Copy out all of the material exactly as presented.

▶ [Material provided]:
************

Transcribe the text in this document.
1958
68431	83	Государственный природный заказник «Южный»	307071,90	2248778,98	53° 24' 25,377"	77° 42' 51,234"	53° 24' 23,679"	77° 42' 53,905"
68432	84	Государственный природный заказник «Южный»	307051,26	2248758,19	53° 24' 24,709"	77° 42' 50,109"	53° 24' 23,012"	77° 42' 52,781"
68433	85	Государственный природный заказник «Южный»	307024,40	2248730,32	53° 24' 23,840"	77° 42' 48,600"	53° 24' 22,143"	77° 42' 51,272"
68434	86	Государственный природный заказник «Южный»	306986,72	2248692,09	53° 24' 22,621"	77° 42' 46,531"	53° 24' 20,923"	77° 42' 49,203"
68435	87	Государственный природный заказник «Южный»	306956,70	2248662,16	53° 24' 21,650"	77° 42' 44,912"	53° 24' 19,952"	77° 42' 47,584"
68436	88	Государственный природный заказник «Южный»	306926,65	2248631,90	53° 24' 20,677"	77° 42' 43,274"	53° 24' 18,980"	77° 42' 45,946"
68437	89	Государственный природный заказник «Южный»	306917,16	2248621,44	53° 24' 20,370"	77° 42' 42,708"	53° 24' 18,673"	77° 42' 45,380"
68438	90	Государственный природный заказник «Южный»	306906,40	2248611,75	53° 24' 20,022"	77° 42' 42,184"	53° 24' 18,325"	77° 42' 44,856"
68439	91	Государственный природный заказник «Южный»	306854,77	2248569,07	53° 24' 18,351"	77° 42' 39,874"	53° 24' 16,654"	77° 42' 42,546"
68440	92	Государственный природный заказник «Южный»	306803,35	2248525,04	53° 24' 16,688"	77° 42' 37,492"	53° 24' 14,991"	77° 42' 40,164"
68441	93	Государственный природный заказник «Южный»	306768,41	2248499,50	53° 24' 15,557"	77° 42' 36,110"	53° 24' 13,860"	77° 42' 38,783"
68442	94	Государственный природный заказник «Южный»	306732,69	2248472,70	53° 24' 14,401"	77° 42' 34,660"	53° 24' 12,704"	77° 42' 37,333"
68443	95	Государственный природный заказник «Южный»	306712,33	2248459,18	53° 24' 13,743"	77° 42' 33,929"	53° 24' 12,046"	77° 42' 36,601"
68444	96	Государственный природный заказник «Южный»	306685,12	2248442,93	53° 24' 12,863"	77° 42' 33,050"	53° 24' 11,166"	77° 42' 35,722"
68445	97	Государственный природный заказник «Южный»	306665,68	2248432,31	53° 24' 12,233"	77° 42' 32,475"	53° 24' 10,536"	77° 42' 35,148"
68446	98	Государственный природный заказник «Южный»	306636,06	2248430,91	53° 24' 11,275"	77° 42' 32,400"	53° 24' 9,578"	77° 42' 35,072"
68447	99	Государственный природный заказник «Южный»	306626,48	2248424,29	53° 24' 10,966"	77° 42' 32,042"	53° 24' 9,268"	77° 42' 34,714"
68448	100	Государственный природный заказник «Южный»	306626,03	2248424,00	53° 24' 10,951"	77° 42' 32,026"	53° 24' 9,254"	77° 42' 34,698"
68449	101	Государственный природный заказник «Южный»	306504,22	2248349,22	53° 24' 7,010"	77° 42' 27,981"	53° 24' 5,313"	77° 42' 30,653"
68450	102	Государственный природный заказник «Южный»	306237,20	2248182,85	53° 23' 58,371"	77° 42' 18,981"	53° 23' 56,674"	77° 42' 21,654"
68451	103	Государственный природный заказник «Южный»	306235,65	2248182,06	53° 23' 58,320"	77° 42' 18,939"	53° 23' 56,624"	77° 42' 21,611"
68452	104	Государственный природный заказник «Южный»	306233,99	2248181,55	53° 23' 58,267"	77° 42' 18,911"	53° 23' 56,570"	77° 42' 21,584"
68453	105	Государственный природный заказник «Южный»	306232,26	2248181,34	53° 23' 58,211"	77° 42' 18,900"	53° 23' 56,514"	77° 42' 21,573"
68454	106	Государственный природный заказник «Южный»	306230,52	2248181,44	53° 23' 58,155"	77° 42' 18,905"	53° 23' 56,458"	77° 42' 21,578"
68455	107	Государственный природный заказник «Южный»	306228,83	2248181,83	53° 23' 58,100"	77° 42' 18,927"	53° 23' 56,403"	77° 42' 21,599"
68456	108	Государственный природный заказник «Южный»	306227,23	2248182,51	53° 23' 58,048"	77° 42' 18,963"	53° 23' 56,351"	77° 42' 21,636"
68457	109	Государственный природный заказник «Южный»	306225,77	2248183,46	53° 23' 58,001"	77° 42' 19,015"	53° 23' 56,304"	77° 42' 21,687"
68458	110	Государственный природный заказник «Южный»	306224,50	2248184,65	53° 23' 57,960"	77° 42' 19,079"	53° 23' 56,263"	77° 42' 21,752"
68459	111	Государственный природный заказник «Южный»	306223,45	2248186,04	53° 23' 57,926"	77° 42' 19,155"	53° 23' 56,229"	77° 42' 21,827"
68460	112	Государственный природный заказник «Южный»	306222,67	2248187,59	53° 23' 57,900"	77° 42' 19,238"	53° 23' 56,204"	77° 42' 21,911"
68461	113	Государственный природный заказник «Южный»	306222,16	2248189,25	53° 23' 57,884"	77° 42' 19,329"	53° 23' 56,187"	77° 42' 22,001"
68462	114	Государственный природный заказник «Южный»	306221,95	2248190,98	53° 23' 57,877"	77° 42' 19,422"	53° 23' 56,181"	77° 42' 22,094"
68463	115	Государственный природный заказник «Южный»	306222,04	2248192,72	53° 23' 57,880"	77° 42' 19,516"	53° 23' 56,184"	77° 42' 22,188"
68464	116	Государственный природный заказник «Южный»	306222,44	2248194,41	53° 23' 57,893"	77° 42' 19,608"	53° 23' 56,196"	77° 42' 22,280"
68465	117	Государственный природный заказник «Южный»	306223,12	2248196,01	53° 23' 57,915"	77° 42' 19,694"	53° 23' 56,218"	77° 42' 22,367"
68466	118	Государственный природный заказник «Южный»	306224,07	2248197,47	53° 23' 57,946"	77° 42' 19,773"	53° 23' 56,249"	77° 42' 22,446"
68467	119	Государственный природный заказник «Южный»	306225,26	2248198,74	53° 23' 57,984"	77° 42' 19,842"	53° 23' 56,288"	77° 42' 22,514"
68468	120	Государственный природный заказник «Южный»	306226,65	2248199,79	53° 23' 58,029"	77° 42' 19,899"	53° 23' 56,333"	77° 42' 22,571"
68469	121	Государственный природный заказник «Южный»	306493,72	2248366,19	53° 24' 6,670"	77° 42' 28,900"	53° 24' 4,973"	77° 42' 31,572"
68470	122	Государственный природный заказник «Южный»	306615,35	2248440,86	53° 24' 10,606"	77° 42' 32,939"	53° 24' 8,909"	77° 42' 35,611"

************

▶ [Result of the task]:
Transcribe the text in this document.
1958
68431	83	Государственный природный заказник «Южный»	307071,90	2248778,98	53° 24' 25,377"	77° 42' 51,234"	53° 24' 23,679"	77° 42' 53,905"
68432	84	Государственный природный заказник «Южный»	307051,26	2248758,19	53° 24' 24,709"	77° 42' 50,109"	53° 24' 23,012"	77° 42' 52,781"
68433	85	Государственный природный заказник «Южный»	307024,40	2248730,32	53° 24' 23,840"	77° 42' 48,600"	53° 24' 22,143"	77° 42' 51,272"
68434	86	Государственный природный заказник «Южный»	306986,72	2248692,09	53° 24' 22,621"	77° 42' 46,531"	53° 24' 20,923"	77° 42' 49,203"
68435	87	Государственный природный заказник «Южный»	306956,70	2248662,16	53° 24' 21,650"	77° 42' 44,912"	53° 24' 19,952"	77° 42' 47,584"
68436	88	Государственный природный заказник «Южный»	306926,65	2248631,90	53° 24' 20,677"	77° 42' 43,274"	53° 24' 18,980"	77° 42' 45,946"
68437	89	Государственный природный заказник «Южный»	306917,16	2248621,44	53° 24' 20,370"	77° 42' 42,708"	53° 24' 18,673"	77° 42' 45,380"
68438	90	Государственный природный заказник «Южный»	306906,40	2248611,75	53° 24' 20,022"	77° 42' 42,184"	53° 24' 18,325"	77° 42' 44,856"
68439	91	Государственный природный заказник «Южный»	306854,77	2248569,07	53° 24' 18,351"	77° 42' 39,874"	53° 24' 16,654"	77° 42' 42,546"
68440	92	Государственный природный заказник «Южный»	306803,35	2248525,04	53° 24' 16,688"	77° 42' 37,492"	53° 24' 14,991"	77° 42' 40,164"
68441	93	Государственный природный заказник «Южный»	306768,41	2248499,50	53° 24' 15,557"	77° 42' 36,110"	53° 24' 13,860"	77° 42' 38,783"
68442	94	Государственный природный заказник «Южный»	306732,69	2248472,70	53° 24' 14,401"	77° 42' 34,660"	53° 24' 12,704"	77° 42' 37,333"
68443	95	Государственный природный заказник «Южный»	306712,33	2248459,18	53° 24' 13,743"	77° 42' 33,929"	53° 24' 12,046"	77° 42' 36,601"
68444	96	Государственный природный заказник «Южный»	306685,12	2248442,93	53° 24' 12,863"	77° 42' 33,050"	53° 24' 11,166"	77° 42' 35,722"
68445	97	Государственный природный заказник «Южный»	306665,68	2248432,31	53° 24' 12,233"	77° 42' 32,475"	53° 24' 10,536"	77° 42' 35,148"
68446	98	Государственный природный заказник «Южный»	306636,06	2248430,91	53° 24' 11,275"	77° 42' 32,400"	53° 24' 9,578"	77° 42' 35,072"
68447	99	Государственный природный заказник «Южный»	306626,48	2248424,29	53° 24' 10,966"	77° 42' 32,042"	53° 24' 9,268"	77° 42' 34,714"
68448	100	Государственный природный заказник «Южный»	306626,03	2248424,00	53° 24' 10,951"	77° 42' 32,026"	53° 24' 9,254"	77° 42' 34,698"
68449	101	Государственный природный заказник «Южный»	306504,22	2248349,22	53° 24' 7,010"	77° 42' 27,981"	53° 24' 5,313"	77° 42' 30,653"
68450	102	Государственный природный заказник «Южный»	306237,20	2248182,85	53° 23' 58,371"	77° 42' 18,981"	53° 23' 56,674"	77° 42' 21,654"
68451	103	Государственный природный заказник «Южный»	306235,65	2248182,06	53° 23' 58,320"	77° 42' 18,939"	53° 23' 56,624"	77° 42' 21,611"
68452	104	Государственный природный заказник «Южный»	306233,99	2248181,55	53° 23' 58,267"	77° 42' 18,911"	53° 23' 56,570"	77° 42' 21,584"
68453	105	Государственный природный заказник «Южный»	306232,26	2248181,34	53° 23' 58,211"	77° 42' 18,900"	53° 23' 56,514"	77° 42' 21,573"
68454	106	Государственный природный заказник «Южный»	306230,52	2248181,44	53° 23' 58,155"	77° 42' 18,905"	53° 23' 56,458"	77° 42' 21,578"
68455	107	Государственный природный заказник «Южный»	306228,83	2248181,83	53° 23' 58,100"	77° 42' 18,927"	53° 23' 56,403"	77° 42' 21,599"
68456	108	Государственный природный заказник «Южный»	306227,23	2248182,51	53° 23' 58,048"	77° 42' 18,963"	53° 23' 56,351"	77° 42' 21,636"
68457	109	Государственный природный заказник «Южный»	306225,77	2248183,46	53° 23' 58,001"	77° 42' 19,015"	53° 23' 56,304"	77° 42' 21,687"
68458	110	Государственный природный заказник «Южный»	306224,50	2248184,65	53° 23' 57,960"	77° 42' 19,079"	53° 23' 56,263"	77° 42' 21,752"
68459	111	Государственный природный заказник «Южный»	306223,45	2248186,04	53° 23' 57,926"	77° 42' 19,155"	53° 23' 56,229"	77° 42' 21,827"
68460	112	Государственный природный заказник «Южный»	306222,67	2248187,59	53° 23' 57,900"	77° 42' 19,238"	53° 23' 56,204"	77° 42' 21,911"
68461	113	Государственный природный заказник «Южный»	306222,16	2248189,25	53° 23' 57,884"	77° 42' 19,329"	53° 23' 56,187"	77° 42' 22,001"
68462	114	Государственный природный заказник «Южный»	306221,95	2248190,98	53° 23' 57,877"	77° 42' 19,422"	53° 23' 56,181"	77° 42' 22,094"
68463	115	Государственный природный заказник «Южный»	306222,04	2248192,72	53° 23' 57,880"	77° 42' 19,516"	53° 23' 56,184"	77° 42' 22,188"
68464	116	Государственный природный заказник «Южный»	306222,44	2248194,41	53° 23' 57,893"	77° 42' 19,608"	53° 23' 56,196"	77° 42' 22,280"
68465	117	Государственный природный заказник «Южный»	306223,12	2248196,01	53° 23' 57,915"	77° 42' 19,694"	53° 23' 56,218"	77° 42' 22,367"
68466	118	Государственный природный заказник «Южный»	306224,07	2248197,47	53° 23' 57,946"	77° 42' 19,773"	53° 23' 56,249"	77° 42' 22,446"
68467	119	Государственный природный заказник «Южный»	306225,26	2248198,74	53° 23' 57,984"	77° 42' 19,842"	53° 23' 56,288"	77° 42' 22,514"
68468	120	Государственный природный заказник «Южный»	306226,65	2248199,79	53° 23' 58,029"	77° 42' 19,899"	53° 23' 56,333"	77° 42' 22,571"
68469	121	Государственный природный заказник «Южный»	306493,72	2248366,19	53° 24' 6,670"	77° 42' 28,900"	53° 24' 4,973"	77° 42' 31,572"
68470	122	Государственный природный заказник «Южный»	306615,35	2248440,86	53° 24' 10,606"	77° 42' 32,939"	53° 24' 8,909"	77° 42' 35,611"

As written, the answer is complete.